__What is being asked__
Under this task are some entries; return every one of them exactly.

__Material for this exercise__
*-*-*

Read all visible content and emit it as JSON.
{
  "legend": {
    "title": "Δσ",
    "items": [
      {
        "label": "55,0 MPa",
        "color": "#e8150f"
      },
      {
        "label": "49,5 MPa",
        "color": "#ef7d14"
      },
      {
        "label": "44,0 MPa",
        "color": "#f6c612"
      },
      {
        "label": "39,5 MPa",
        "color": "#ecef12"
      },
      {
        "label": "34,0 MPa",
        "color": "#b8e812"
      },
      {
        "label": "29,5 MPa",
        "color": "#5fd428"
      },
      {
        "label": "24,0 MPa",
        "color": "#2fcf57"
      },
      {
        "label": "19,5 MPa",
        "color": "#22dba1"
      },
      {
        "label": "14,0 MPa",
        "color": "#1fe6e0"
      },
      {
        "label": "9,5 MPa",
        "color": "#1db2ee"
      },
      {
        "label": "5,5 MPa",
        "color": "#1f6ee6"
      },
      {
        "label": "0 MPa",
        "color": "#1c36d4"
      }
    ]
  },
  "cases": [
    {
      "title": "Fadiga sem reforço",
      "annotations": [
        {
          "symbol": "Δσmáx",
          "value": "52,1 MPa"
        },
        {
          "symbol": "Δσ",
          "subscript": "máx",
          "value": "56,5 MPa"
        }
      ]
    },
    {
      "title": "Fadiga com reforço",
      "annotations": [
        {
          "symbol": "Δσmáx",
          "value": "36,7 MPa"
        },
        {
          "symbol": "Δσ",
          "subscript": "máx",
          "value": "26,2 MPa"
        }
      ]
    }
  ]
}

*-*-*

__Full answer__
Read all visible content and emit it as JSON.
{
  "legend": {
    "title": "Δσ",
    "items": [
      {
        "label": "55,0 MPa",
        "color": "#e8150f"
      },
      {
        "label": "49,5 MPa",
        "color": "#ef7d14"
      },
      {
        "label": "44,0 MPa",
        "color": "#f6c612"
      },
      {
        "label": "39,5 MPa",
        "color": "#ecef12"
      },
      {
        "label": "34,0 MPa",
        "color": "#b8e812"
      },
      {
        "label": "29,5 MPa",
        "color": "#5fd428"
      },
      {
        "label": "24,0 MPa",
        "color": "#2fcf57"
      },
      {
        "label": "19,5 MPa",
        "color": "#22dba1"
      },
      {
        "label": "14,0 MPa",
        "color": "#1fe6e0"
      },
      {
        "label": "9,5 MPa",
        "color": "#1db2ee"
      },
      {
        "label": "5,5 MPa",
        "color": "#1f6ee6"
      },
      {
        "label": "0 MPa",
        "color": "#1c36d4"
      }
    ]
  },
  "cases": [
    {
      "title": "Fadiga sem reforço",
      "annotations": [
        {
          "symbol": "Δσmáx",
          "value": "52,1 MPa"
        },
        {
          "symbol": "Δσ",
          "subscript": "máx",
          "value": "56,5 MPa"
        }
      ]
    },
    {
      "title": "Fadiga com reforço",
      "annotations": [
        {
          "symbol": "Δσmáx",
          "value": "36,7 MPa"
        },
        {
          "symbol": "Δσ",
          "subscript": "máx",
          "value": "26,2 MPa"
        }
      ]
    }
  ]
}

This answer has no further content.